▸ Written task: Copy the data that follows exactly. Include no pictures.

Figure record listings
▽

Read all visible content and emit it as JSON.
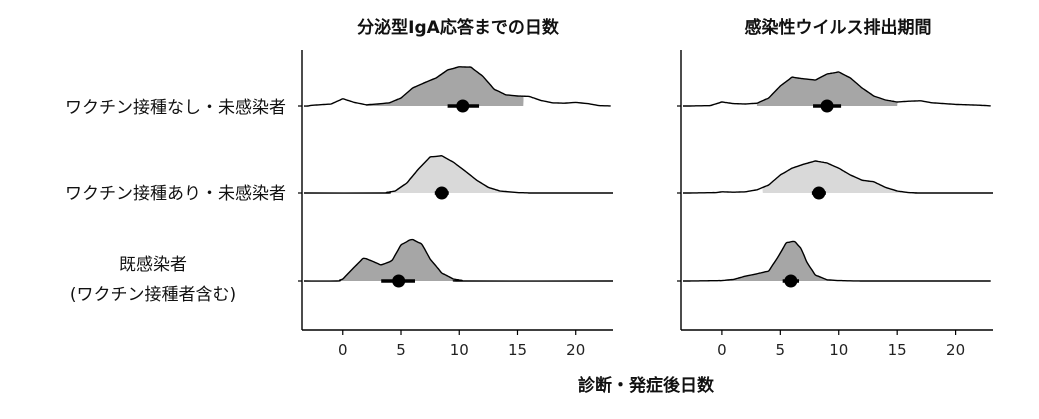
{
  "chart_data": [
    {
      "type": "area",
      "subtype": "ridgeline",
      "title": "分泌型IgA応答までの日数",
      "xlabel": "診断・発症後日数",
      "xlim": [
        -3.5,
        23.2
      ],
      "xticks": [
        "0",
        "5",
        "10",
        "15",
        "20"
      ],
      "xtick_values": [
        0,
        5,
        10,
        15,
        20
      ],
      "grid": false,
      "series": [
        {
          "name": "ワクチン接種なし・未感染者",
          "color": "#a6a6a6",
          "point": 10.3,
          "ci": [
            9.0,
            11.7
          ],
          "density": [
            [
              -3,
              0.01
            ],
            [
              -1,
              0.05
            ],
            [
              0,
              0.18
            ],
            [
              1,
              0.09
            ],
            [
              2,
              0.03
            ],
            [
              3,
              0.05
            ],
            [
              4,
              0.08
            ],
            [
              5,
              0.2
            ],
            [
              6,
              0.45
            ],
            [
              7,
              0.58
            ],
            [
              8,
              0.7
            ],
            [
              9,
              0.9
            ],
            [
              10,
              0.98
            ],
            [
              11,
              0.97
            ],
            [
              12,
              0.75
            ],
            [
              13,
              0.42
            ],
            [
              14,
              0.28
            ],
            [
              15,
              0.25
            ],
            [
              16,
              0.24
            ],
            [
              17,
              0.14
            ],
            [
              18,
              0.08
            ],
            [
              19,
              0.07
            ],
            [
              20,
              0.09
            ],
            [
              21,
              0.06
            ],
            [
              22,
              0.01
            ],
            [
              23.2,
              0
            ]
          ],
          "shaded_range": [
            2.0,
            15.5
          ]
        },
        {
          "name": "ワクチン接種あり・未感染者",
          "color": "#d9d9d9",
          "point": 8.5,
          "ci": [
            7.9,
            9.1
          ],
          "density": [
            [
              3.5,
              0
            ],
            [
              4.5,
              0.05
            ],
            [
              5.5,
              0.25
            ],
            [
              6.5,
              0.6
            ],
            [
              7.5,
              0.9
            ],
            [
              8.5,
              0.93
            ],
            [
              9.5,
              0.77
            ],
            [
              10.5,
              0.55
            ],
            [
              11.5,
              0.32
            ],
            [
              12.5,
              0.14
            ],
            [
              13.5,
              0.05
            ],
            [
              15,
              0.01
            ],
            [
              16.5,
              0
            ]
          ],
          "shaded_range": [
            3.5,
            16.5
          ]
        },
        {
          "name": "既感染者\n(ワクチン接種者含む)",
          "color": "#a6a6a6",
          "point": 4.8,
          "ci": [
            3.3,
            6.2
          ],
          "density": [
            [
              -0.5,
              0
            ],
            [
              0,
              0.05
            ],
            [
              1,
              0.35
            ],
            [
              1.8,
              0.58
            ],
            [
              2.5,
              0.5
            ],
            [
              3.3,
              0.4
            ],
            [
              4.2,
              0.5
            ],
            [
              5,
              0.9
            ],
            [
              5.9,
              1.05
            ],
            [
              6.8,
              0.92
            ],
            [
              7.5,
              0.55
            ],
            [
              8.5,
              0.2
            ],
            [
              9.5,
              0.05
            ],
            [
              10.5,
              0
            ]
          ],
          "shaded_range": [
            -0.5,
            10.5
          ]
        }
      ]
    },
    {
      "type": "area",
      "subtype": "ridgeline",
      "title": "感染性ウイルス排出期間",
      "xlabel": "診断・発症後日数",
      "xlim": [
        -3.5,
        23.2
      ],
      "xticks": [
        "0",
        "5",
        "10",
        "15",
        "20"
      ],
      "xtick_values": [
        0,
        5,
        10,
        15,
        20
      ],
      "grid": false,
      "series": [
        {
          "name": "ワクチン接種なし・未感染者",
          "color": "#a6a6a6",
          "point": 9.0,
          "ci": [
            7.8,
            10.2
          ],
          "density": [
            [
              -3,
              0
            ],
            [
              -1,
              0.01
            ],
            [
              0,
              0.1
            ],
            [
              1,
              0.06
            ],
            [
              2,
              0.05
            ],
            [
              3,
              0.07
            ],
            [
              4,
              0.2
            ],
            [
              5,
              0.5
            ],
            [
              6,
              0.72
            ],
            [
              7,
              0.68
            ],
            [
              8,
              0.65
            ],
            [
              9,
              0.8
            ],
            [
              10,
              0.85
            ],
            [
              11,
              0.7
            ],
            [
              12,
              0.45
            ],
            [
              13,
              0.25
            ],
            [
              14,
              0.15
            ],
            [
              15,
              0.1
            ],
            [
              16,
              0.12
            ],
            [
              17,
              0.13
            ],
            [
              18,
              0.08
            ],
            [
              19,
              0.06
            ],
            [
              20,
              0.04
            ],
            [
              21,
              0.03
            ],
            [
              22,
              0.02
            ],
            [
              23.2,
              0
            ]
          ],
          "shaded_range": [
            3.0,
            15.0
          ]
        },
        {
          "name": "ワクチン接種あり・未感染者",
          "color": "#d9d9d9",
          "point": 8.3,
          "ci": [
            7.7,
            8.9
          ],
          "density": [
            [
              -3,
              0
            ],
            [
              -0.5,
              0.01
            ],
            [
              0,
              0.03
            ],
            [
              1,
              0.02
            ],
            [
              2,
              0.03
            ],
            [
              3,
              0.08
            ],
            [
              4,
              0.2
            ],
            [
              5,
              0.45
            ],
            [
              6,
              0.62
            ],
            [
              7,
              0.72
            ],
            [
              8,
              0.8
            ],
            [
              9,
              0.75
            ],
            [
              10,
              0.62
            ],
            [
              11,
              0.45
            ],
            [
              12,
              0.32
            ],
            [
              13,
              0.28
            ],
            [
              14,
              0.14
            ],
            [
              15,
              0.05
            ],
            [
              16,
              0.01
            ],
            [
              17,
              0
            ]
          ],
          "shaded_range": [
            3.5,
            16.0
          ]
        },
        {
          "name": "既感染者\n(ワクチン接種者含む)",
          "color": "#a6a6a6",
          "point": 5.9,
          "ci": [
            5.2,
            6.6
          ],
          "density": [
            [
              -3,
              0
            ],
            [
              0,
              0.01
            ],
            [
              1,
              0.04
            ],
            [
              2,
              0.12
            ],
            [
              3,
              0.18
            ],
            [
              4,
              0.25
            ],
            [
              4.8,
              0.6
            ],
            [
              5.5,
              0.95
            ],
            [
              6.2,
              1.0
            ],
            [
              6.8,
              0.8
            ],
            [
              7.3,
              0.45
            ],
            [
              8,
              0.15
            ],
            [
              9,
              0.03
            ],
            [
              10,
              0.01
            ],
            [
              12,
              0
            ],
            [
              23.2,
              0
            ]
          ],
          "shaded_range": [
            0.5,
            10.0
          ]
        }
      ]
    }
  ],
  "row_labels": [
    "ワクチン接種なし・未感染者",
    "ワクチン接種あり・未感染者",
    "既感染者",
    "(ワクチン接種者含む)"
  ],
  "colors": {
    "dark_fill": "#a6a6a6",
    "light_fill": "#d9d9d9",
    "line": "#000000"
  }
}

△

▸ Full answer:
Read all visible content and emit it as JSON.
{
  "chart_data": [
    {
      "type": "area",
      "subtype": "ridgeline",
      "title": "分泌型IgA応答までの日数",
      "xlabel": "診断・発症後日数",
      "xlim": [
        -3.5,
        23.2
      ],
      "xticks": [
        "0",
        "5",
        "10",
        "15",
        "20"
      ],
      "xtick_values": [
        0,
        5,
        10,
        15,
        20
      ],
      "grid": false,
      "series": [
        {
          "name": "ワクチン接種なし・未感染者",
          "color": "#a6a6a6",
          "point": 10.3,
          "ci": [
            9.0,
            11.7
          ],
          "density": [
            [
              -3,
              0.01
            ],
            [
              -1,
              0.05
            ],
            [
              0,
              0.18
            ],
            [
              1,
              0.09
            ],
            [
              2,
              0.03
            ],
            [
              3,
              0.05
            ],
            [
              4,
              0.08
            ],
            [
              5,
              0.2
            ],
            [
              6,
              0.45
            ],
            [
              7,
              0.58
            ],
            [
              8,
              0.7
            ],
            [
              9,
              0.9
            ],
            [
              10,
              0.98
            ],
            [
              11,
              0.97
            ],
            [
              12,
              0.75
            ],
            [
              13,
              0.42
            ],
            [
              14,
              0.28
            ],
            [
              15,
              0.25
            ],
            [
              16,
              0.24
            ],
            [
              17,
              0.14
            ],
            [
              18,
              0.08
            ],
            [
              19,
              0.07
            ],
            [
              20,
              0.09
            ],
            [
              21,
              0.06
            ],
            [
              22,
              0.01
            ],
            [
              23.2,
              0
            ]
          ],
          "shaded_range": [
            2.0,
            15.5
          ]
        },
        {
          "name": "ワクチン接種あり・未感染者",
          "color": "#d9d9d9",
          "point": 8.5,
          "ci": [
            7.9,
            9.1
          ],
          "density": [
            [
              3.5,
              0
            ],
            [
              4.5,
              0.05
            ],
            [
              5.5,
              0.25
            ],
            [
              6.5,
              0.6
            ],
            [
              7.5,
              0.9
            ],
            [
              8.5,
              0.93
            ],
            [
              9.5,
              0.77
            ],
            [
              10.5,
              0.55
            ],
            [
              11.5,
              0.32
            ],
            [
              12.5,
              0.14
            ],
            [
              13.5,
              0.05
            ],
            [
              15,
              0.01
            ],
            [
              16.5,
              0
            ]
          ],
          "shaded_range": [
            3.5,
            16.5
          ]
        },
        {
          "name": "既感染者\n(ワクチン接種者含む)",
          "color": "#a6a6a6",
          "point": 4.8,
          "ci": [
            3.3,
            6.2
          ],
          "density": [
            [
              -0.5,
              0
            ],
            [
              0,
              0.05
            ],
            [
              1,
              0.35
            ],
            [
              1.8,
              0.58
            ],
            [
              2.5,
              0.5
            ],
            [
              3.3,
              0.4
            ],
            [
              4.2,
              0.5
            ],
            [
              5,
              0.9
            ],
            [
              5.9,
              1.05
            ],
            [
              6.8,
              0.92
            ],
            [
              7.5,
              0.55
            ],
            [
              8.5,
              0.2
            ],
            [
              9.5,
              0.05
            ],
            [
              10.5,
              0
            ]
          ],
          "shaded_range": [
            -0.5,
            10.5
          ]
        }
      ]
    },
    {
      "type": "area",
      "subtype": "ridgeline",
      "title": "感染性ウイルス排出期間",
      "xlabel": "診断・発症後日数",
      "xlim": [
        -3.5,
        23.2
      ],
      "xticks": [
        "0",
        "5",
        "10",
        "15",
        "20"
      ],
      "xtick_values": [
        0,
        5,
        10,
        15,
        20
      ],
      "grid": false,
      "series": [
        {
          "name": "ワクチン接種なし・未感染者",
          "color": "#a6a6a6",
          "point": 9.0,
          "ci": [
            7.8,
            10.2
          ],
          "density": [
            [
              -3,
              0
            ],
            [
              -1,
              0.01
            ],
            [
              0,
              0.1
            ],
            [
              1,
              0.06
            ],
            [
              2,
              0.05
            ],
            [
              3,
              0.07
            ],
            [
              4,
              0.2
            ],
            [
              5,
              0.5
            ],
            [
              6,
              0.72
            ],
            [
              7,
              0.68
            ],
            [
              8,
              0.65
            ],
            [
              9,
              0.8
            ],
            [
              10,
              0.85
            ],
            [
              11,
              0.7
            ],
            [
              12,
              0.45
            ],
            [
              13,
              0.25
            ],
            [
              14,
              0.15
            ],
            [
              15,
              0.1
            ],
            [
              16,
              0.12
            ],
            [
              17,
              0.13
            ],
            [
              18,
              0.08
            ],
            [
              19,
              0.06
            ],
            [
              20,
              0.04
            ],
            [
              21,
              0.03
            ],
            [
              22,
              0.02
            ],
            [
              23.2,
              0
            ]
          ],
          "shaded_range": [
            3.0,
            15.0
          ]
        },
        {
          "name": "ワクチン接種あり・未感染者",
          "color": "#d9d9d9",
          "point": 8.3,
          "ci": [
            7.7,
            8.9
          ],
          "density": [
            [
              -3,
              0
            ],
            [
              -0.5,
              0.01
            ],
            [
              0,
              0.03
            ],
            [
              1,
              0.02
            ],
            [
              2,
              0.03
            ],
            [
              3,
              0.08
            ],
            [
              4,
              0.2
            ],
            [
              5,
              0.45
            ],
            [
              6,
              0.62
            ],
            [
              7,
              0.72
            ],
            [
              8,
              0.8
            ],
            [
              9,
              0.75
            ],
            [
              10,
              0.62
            ],
            [
              11,
              0.45
            ],
            [
              12,
              0.32
            ],
            [
              13,
              0.28
            ],
            [
              14,
              0.14
            ],
            [
              15,
              0.05
            ],
            [
              16,
              0.01
            ],
            [
              17,
              0
            ]
          ],
          "shaded_range": [
            3.5,
            16.0
          ]
        },
        {
          "name": "既感染者\n(ワクチン接種者含む)",
          "color": "#a6a6a6",
          "point": 5.9,
          "ci": [
            5.2,
            6.6
          ],
          "density": [
            [
              -3,
              0
            ],
            [
              0,
              0.01
            ],
            [
              1,
              0.04
            ],
            [
              2,
              0.12
            ],
            [
              3,
              0.18
            ],
            [
              4,
              0.25
            ],
            [
              4.8,
              0.6
            ],
            [
              5.5,
              0.95
            ],
            [
              6.2,
              1.0
            ],
            [
              6.8,
              0.8
            ],
            [
              7.3,
              0.45
            ],
            [
              8,
              0.15
            ],
            [
              9,
              0.03
            ],
            [
              10,
              0.01
            ],
            [
              12,
              0
            ],
            [
              23.2,
              0
            ]
          ],
          "shaded_range": [
            0.5,
            10.0
          ]
        }
      ]
    }
  ],
  "row_labels": [
    "ワクチン接種なし・未感染者",
    "ワクチン接種あり・未感染者",
    "既感染者",
    "(ワクチン接種者含む)"
  ],
  "colors": {
    "dark_fill": "#a6a6a6",
    "light_fill": "#d9d9d9",
    "line": "#000000"
  }
}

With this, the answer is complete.